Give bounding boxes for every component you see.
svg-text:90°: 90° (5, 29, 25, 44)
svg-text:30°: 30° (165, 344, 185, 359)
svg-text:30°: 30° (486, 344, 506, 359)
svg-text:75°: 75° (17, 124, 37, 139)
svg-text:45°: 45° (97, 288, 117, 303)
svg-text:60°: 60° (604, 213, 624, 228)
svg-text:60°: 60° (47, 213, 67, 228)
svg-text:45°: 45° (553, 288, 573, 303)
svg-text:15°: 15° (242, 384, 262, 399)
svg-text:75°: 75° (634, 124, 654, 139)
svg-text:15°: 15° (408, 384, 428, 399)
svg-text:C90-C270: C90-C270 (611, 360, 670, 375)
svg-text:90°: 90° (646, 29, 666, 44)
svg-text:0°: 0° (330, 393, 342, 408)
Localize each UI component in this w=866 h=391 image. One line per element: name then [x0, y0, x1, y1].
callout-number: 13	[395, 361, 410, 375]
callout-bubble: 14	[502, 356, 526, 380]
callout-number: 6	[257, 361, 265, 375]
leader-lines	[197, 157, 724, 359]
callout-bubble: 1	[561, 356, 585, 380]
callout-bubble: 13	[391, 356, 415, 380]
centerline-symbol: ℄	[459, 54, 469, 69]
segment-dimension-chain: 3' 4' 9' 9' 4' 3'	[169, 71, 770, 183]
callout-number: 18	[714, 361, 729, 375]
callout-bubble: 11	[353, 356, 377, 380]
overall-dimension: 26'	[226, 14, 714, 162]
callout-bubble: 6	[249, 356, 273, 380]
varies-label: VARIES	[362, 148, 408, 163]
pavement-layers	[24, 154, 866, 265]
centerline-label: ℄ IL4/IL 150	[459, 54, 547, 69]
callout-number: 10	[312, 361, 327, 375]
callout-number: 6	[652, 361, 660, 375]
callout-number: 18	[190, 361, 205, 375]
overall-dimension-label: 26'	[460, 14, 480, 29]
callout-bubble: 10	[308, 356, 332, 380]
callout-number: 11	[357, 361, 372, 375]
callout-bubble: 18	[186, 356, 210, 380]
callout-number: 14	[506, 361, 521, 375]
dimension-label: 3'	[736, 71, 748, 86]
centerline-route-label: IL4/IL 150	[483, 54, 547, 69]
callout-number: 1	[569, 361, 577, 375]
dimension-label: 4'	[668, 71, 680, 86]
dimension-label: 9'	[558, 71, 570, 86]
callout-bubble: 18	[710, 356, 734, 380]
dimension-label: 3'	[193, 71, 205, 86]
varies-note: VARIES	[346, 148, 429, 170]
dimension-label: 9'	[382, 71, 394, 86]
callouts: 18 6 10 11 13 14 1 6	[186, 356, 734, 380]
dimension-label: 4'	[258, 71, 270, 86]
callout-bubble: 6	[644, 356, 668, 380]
================================
Turn the lines of the records above, from the first line through the line containing "svg-text:45°: 45° (97, 288, 117, 303)", inclusive, into a numbered list, omitting any blank lines.

1. Give bounding boxes for every component you see.
2. svg-text:90°: 90° (5, 29, 25, 44)
3. svg-text:30°: 30° (165, 344, 185, 359)
4. svg-text:30°: 30° (486, 344, 506, 359)
5. svg-text:75°: 75° (17, 124, 37, 139)
6. svg-text:45°: 45° (97, 288, 117, 303)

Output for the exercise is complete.